■ EXTRACTED DATA ■
▬▬▬
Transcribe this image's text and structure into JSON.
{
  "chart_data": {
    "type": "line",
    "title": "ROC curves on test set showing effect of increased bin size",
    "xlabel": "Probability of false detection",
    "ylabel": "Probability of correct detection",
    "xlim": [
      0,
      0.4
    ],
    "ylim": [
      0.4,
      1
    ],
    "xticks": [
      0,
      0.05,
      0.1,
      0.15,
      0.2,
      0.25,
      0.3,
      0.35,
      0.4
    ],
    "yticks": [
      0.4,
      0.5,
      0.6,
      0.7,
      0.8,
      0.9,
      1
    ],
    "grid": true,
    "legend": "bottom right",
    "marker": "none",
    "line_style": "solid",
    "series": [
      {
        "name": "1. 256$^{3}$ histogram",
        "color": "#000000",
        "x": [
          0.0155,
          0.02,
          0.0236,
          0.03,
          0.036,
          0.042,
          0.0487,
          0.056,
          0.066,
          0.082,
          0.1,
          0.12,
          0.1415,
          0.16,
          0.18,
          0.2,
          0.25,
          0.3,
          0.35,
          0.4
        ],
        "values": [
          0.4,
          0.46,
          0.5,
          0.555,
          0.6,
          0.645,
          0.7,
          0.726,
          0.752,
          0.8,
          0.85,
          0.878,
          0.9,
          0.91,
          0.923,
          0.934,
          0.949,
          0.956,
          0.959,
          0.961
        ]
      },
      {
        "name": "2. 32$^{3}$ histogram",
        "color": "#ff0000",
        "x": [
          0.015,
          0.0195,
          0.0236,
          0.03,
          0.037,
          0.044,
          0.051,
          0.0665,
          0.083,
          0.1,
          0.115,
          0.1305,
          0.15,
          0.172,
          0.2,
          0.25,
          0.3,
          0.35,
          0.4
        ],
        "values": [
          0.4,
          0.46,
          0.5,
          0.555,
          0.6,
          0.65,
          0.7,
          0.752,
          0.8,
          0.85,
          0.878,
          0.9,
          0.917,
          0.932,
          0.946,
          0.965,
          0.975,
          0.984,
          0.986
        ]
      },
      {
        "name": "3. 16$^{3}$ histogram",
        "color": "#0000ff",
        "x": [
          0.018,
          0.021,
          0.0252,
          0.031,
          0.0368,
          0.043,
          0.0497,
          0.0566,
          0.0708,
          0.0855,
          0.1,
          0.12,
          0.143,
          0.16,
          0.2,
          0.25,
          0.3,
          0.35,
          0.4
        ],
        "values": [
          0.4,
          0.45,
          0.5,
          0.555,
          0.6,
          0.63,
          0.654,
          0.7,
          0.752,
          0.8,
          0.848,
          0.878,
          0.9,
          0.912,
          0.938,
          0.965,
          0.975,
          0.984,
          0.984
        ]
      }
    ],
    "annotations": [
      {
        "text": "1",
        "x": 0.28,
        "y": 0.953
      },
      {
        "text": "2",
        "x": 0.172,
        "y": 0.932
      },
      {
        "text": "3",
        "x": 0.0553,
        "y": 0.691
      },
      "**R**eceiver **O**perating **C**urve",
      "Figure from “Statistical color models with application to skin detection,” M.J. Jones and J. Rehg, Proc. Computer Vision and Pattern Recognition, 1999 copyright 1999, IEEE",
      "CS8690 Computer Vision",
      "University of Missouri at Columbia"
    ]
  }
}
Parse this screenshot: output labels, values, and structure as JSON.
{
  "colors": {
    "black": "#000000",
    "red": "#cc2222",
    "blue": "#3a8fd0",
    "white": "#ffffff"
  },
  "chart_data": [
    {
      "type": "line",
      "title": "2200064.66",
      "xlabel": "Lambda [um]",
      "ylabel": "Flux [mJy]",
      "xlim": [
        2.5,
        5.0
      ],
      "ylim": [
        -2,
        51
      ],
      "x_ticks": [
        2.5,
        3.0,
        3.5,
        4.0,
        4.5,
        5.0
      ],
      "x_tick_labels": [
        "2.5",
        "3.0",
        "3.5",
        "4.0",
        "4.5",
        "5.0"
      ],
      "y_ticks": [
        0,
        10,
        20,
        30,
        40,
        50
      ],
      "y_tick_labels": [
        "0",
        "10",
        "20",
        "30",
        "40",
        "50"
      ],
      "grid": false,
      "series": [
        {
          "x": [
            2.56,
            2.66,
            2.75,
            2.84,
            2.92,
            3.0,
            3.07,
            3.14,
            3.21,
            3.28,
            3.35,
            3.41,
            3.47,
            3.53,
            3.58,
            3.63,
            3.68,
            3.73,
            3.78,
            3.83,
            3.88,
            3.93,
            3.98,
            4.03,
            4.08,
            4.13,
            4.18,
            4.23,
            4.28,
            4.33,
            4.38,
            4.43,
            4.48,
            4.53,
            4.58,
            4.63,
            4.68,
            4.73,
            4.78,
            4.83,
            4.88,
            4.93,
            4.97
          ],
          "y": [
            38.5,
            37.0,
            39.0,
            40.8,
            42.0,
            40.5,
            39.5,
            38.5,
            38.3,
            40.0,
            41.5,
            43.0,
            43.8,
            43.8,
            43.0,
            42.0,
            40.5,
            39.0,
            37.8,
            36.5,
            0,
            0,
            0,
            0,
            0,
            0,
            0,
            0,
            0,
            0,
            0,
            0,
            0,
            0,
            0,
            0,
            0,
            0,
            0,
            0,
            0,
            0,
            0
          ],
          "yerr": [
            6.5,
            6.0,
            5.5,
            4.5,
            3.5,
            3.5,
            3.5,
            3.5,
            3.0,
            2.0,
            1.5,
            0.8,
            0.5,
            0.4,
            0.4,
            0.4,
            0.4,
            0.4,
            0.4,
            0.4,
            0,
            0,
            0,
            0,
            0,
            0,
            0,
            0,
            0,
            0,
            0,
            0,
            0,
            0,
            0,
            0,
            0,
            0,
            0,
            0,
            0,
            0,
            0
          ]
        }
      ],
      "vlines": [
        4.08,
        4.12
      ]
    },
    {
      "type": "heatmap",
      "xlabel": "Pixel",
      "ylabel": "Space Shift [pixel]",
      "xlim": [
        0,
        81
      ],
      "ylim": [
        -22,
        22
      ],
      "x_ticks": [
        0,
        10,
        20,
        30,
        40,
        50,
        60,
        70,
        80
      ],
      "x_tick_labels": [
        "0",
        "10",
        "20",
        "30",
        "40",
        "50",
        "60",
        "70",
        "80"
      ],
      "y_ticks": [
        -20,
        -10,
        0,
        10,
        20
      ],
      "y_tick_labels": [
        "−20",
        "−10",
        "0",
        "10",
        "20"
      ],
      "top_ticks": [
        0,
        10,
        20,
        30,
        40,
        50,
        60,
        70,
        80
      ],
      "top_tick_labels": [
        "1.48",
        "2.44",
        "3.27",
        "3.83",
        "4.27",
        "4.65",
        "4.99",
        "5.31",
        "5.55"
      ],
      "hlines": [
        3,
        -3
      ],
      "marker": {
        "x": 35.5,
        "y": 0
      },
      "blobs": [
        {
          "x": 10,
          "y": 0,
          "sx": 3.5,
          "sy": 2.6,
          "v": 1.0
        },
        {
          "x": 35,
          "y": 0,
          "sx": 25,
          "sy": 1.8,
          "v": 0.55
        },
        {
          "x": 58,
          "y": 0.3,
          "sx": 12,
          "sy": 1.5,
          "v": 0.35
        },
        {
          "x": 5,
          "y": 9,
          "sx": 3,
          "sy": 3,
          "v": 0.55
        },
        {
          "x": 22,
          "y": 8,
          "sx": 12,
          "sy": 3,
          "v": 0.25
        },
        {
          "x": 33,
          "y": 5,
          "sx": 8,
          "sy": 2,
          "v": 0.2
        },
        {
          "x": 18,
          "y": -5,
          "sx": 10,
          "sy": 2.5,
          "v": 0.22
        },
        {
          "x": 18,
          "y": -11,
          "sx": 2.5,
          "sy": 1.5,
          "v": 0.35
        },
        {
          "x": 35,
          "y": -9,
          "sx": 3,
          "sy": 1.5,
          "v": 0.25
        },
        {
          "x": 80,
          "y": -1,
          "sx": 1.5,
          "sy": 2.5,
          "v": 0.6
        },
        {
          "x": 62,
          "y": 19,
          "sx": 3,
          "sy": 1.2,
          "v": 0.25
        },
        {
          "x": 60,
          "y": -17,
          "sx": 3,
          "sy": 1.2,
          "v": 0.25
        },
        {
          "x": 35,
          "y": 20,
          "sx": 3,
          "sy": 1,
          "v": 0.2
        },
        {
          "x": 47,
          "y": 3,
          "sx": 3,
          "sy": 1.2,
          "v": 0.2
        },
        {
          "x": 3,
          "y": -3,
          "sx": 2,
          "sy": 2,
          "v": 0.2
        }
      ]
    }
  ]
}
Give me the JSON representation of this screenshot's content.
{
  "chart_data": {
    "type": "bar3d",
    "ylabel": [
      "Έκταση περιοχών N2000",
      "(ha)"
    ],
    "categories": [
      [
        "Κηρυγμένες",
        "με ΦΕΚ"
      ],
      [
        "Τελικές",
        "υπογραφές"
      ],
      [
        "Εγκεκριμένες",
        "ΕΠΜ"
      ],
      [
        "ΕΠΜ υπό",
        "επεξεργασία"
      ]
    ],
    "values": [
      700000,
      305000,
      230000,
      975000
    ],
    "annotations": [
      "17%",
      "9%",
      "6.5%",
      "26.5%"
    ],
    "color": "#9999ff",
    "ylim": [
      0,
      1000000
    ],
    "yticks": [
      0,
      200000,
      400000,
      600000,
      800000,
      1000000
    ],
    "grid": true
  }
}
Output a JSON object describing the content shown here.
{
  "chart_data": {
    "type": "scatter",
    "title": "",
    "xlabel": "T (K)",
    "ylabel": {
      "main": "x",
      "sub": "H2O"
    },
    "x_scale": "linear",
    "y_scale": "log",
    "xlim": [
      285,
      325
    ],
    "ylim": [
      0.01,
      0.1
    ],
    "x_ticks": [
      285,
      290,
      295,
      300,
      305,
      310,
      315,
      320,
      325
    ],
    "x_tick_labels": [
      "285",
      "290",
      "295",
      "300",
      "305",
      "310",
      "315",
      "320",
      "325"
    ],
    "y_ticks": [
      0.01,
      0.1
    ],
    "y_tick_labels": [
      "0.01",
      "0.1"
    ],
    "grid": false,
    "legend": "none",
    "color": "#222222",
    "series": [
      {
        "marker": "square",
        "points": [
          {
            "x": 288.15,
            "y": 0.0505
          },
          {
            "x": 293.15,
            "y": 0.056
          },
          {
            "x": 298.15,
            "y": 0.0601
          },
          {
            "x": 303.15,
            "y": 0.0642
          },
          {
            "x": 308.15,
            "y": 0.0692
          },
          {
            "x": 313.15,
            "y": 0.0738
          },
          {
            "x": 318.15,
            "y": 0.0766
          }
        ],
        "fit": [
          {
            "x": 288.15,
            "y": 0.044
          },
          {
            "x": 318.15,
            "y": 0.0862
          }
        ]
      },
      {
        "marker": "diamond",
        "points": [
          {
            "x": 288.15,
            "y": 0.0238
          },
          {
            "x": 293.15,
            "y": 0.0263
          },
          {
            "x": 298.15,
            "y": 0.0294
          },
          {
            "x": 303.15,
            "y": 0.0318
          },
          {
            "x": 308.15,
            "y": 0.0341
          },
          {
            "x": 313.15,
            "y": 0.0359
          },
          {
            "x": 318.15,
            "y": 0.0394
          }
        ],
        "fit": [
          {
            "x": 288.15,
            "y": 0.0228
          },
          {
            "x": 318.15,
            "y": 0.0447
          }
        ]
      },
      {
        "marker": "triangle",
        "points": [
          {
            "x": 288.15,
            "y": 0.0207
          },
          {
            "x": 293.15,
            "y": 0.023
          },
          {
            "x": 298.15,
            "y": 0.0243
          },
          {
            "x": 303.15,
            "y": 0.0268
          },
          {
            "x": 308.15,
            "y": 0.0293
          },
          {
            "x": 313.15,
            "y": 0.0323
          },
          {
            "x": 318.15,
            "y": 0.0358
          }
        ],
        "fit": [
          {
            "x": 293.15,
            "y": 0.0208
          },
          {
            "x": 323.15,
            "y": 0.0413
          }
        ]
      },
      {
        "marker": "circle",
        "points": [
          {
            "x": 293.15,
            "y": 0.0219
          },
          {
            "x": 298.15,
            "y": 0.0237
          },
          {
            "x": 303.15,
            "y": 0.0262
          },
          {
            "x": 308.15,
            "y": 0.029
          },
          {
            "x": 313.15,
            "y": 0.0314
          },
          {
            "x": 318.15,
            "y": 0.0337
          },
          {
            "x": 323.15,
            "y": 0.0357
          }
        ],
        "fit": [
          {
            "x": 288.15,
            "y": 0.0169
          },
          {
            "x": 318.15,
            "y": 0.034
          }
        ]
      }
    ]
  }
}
▬▬▬
■ WHAT YOU NEED TO DO ■
Using the records above, copy each line that contains "Vision".

■ SOLUTION TO THE EXERCISE ■
      "Figure from “Statistical color models with application to skin detection,” M.J. Jones and J. Rehg, Proc. Computer Vision and Pattern Recognition, 1999 copyright 1999, IEEE",
      "CS8690 Computer Vision",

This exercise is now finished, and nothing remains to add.